— SHORT EXERCISE —
Lines containing "grid" are to be counted. Give the number and nothing more.

— DATASET ROWS —
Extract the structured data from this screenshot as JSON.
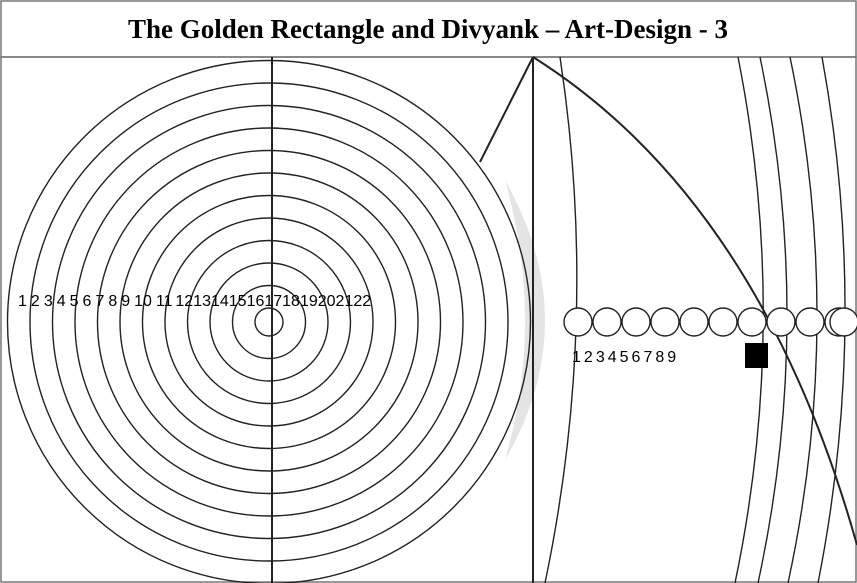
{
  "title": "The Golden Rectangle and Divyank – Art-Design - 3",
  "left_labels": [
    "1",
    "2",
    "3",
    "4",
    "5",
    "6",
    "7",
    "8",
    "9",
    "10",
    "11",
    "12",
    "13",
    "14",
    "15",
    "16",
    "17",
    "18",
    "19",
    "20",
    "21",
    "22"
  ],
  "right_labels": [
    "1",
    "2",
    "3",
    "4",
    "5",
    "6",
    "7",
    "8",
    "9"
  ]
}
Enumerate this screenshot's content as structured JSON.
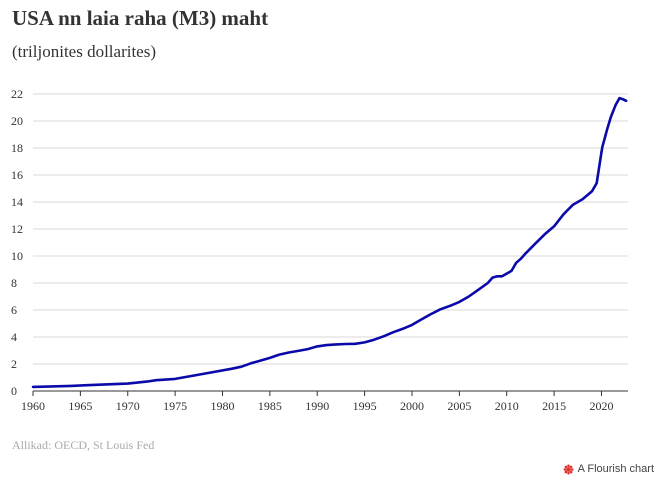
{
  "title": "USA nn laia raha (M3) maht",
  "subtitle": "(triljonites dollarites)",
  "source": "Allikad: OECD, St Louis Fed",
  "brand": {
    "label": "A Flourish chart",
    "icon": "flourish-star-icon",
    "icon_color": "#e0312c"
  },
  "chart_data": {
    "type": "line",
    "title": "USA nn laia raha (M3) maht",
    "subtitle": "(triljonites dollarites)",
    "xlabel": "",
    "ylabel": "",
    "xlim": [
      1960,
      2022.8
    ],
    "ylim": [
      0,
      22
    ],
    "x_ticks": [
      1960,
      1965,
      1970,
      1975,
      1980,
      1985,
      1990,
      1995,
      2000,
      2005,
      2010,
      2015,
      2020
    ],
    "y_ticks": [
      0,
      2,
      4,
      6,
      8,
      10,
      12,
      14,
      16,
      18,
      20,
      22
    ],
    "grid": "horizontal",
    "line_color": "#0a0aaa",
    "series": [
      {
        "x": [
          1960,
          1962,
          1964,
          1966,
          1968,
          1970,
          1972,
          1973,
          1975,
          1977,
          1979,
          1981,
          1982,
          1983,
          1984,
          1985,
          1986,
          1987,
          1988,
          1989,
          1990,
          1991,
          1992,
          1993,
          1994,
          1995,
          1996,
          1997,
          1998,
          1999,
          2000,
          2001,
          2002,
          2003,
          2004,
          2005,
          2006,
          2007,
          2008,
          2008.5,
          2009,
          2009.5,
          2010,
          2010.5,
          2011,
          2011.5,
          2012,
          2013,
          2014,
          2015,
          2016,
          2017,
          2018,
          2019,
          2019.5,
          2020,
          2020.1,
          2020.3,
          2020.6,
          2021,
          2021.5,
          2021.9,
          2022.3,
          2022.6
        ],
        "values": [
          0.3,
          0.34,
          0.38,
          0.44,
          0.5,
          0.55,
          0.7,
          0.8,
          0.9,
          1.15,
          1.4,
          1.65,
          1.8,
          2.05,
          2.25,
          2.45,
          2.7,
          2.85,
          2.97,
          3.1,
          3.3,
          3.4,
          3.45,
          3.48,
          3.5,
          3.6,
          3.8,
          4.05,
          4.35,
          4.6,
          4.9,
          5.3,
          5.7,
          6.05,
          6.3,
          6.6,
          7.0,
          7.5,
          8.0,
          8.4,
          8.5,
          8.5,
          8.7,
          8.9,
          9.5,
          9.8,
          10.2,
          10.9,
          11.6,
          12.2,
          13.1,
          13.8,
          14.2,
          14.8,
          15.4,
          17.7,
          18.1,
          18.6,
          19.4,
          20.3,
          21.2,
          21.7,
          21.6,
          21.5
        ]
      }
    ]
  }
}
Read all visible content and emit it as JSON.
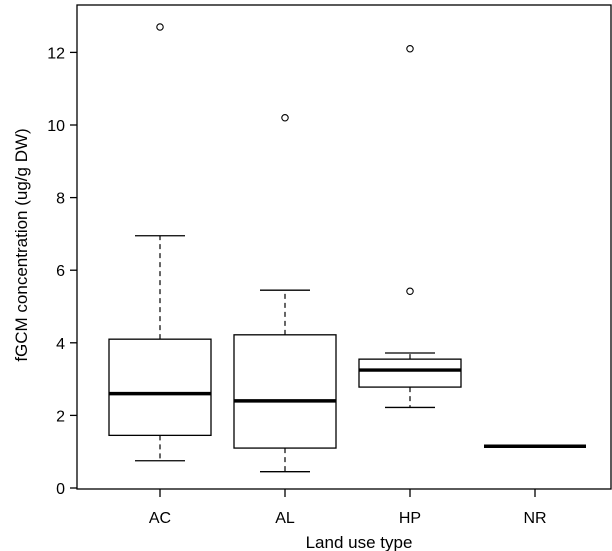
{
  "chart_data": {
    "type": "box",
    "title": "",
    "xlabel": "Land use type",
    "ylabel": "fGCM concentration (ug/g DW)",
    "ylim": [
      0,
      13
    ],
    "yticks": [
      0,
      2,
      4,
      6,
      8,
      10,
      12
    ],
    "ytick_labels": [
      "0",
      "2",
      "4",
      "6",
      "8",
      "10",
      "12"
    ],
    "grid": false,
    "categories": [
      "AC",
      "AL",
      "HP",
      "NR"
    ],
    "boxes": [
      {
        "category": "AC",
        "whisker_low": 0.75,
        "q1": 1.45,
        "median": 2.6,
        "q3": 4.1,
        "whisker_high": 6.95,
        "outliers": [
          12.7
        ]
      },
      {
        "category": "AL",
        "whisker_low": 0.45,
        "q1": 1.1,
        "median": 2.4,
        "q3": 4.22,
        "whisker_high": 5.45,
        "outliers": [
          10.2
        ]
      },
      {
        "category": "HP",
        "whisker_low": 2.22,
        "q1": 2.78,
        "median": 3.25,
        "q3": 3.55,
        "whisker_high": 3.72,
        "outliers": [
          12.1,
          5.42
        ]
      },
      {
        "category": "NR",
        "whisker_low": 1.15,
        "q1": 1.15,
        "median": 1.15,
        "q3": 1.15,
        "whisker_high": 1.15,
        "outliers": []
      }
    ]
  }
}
==
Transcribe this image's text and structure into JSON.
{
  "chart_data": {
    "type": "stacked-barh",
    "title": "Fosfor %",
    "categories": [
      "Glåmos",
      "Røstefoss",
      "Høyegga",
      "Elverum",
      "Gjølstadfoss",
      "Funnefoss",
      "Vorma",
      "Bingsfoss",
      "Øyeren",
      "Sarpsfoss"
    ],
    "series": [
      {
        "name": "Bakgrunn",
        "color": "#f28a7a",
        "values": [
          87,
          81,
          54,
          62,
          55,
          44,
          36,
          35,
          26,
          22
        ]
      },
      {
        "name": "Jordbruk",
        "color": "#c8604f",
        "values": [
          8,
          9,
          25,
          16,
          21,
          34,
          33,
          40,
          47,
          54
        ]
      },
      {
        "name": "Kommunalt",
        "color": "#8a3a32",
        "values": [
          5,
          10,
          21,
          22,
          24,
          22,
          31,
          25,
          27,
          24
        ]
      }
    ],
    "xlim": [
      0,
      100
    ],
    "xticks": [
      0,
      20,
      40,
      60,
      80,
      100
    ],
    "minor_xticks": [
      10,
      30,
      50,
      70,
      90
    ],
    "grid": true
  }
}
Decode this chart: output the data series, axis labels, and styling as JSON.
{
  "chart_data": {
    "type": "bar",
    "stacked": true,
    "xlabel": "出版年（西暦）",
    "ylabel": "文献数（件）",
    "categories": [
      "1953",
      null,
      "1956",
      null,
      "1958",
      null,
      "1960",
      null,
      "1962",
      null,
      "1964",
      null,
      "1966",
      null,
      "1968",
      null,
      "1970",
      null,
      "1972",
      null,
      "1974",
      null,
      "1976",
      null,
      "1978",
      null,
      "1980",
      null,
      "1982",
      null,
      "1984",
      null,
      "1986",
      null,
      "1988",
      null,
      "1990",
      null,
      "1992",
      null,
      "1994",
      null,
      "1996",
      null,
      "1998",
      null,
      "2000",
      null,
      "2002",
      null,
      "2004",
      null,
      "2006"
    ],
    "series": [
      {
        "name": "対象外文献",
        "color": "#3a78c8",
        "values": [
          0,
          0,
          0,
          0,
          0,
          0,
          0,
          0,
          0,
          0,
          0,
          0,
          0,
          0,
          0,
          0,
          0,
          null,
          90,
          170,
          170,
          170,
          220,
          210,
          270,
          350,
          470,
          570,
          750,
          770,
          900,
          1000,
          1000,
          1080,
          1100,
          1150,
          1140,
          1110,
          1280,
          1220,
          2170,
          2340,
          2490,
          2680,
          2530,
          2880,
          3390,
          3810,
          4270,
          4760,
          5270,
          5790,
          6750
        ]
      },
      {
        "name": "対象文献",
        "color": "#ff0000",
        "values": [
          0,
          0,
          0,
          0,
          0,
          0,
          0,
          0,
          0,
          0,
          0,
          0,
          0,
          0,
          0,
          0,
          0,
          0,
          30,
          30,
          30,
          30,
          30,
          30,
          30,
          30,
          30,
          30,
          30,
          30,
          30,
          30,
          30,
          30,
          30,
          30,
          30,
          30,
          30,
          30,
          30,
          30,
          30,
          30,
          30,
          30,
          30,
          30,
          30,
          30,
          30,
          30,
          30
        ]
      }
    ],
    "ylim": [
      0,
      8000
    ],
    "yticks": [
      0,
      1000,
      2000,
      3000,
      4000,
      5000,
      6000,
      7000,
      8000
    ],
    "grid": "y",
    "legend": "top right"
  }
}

— WORKED ANSWER —
4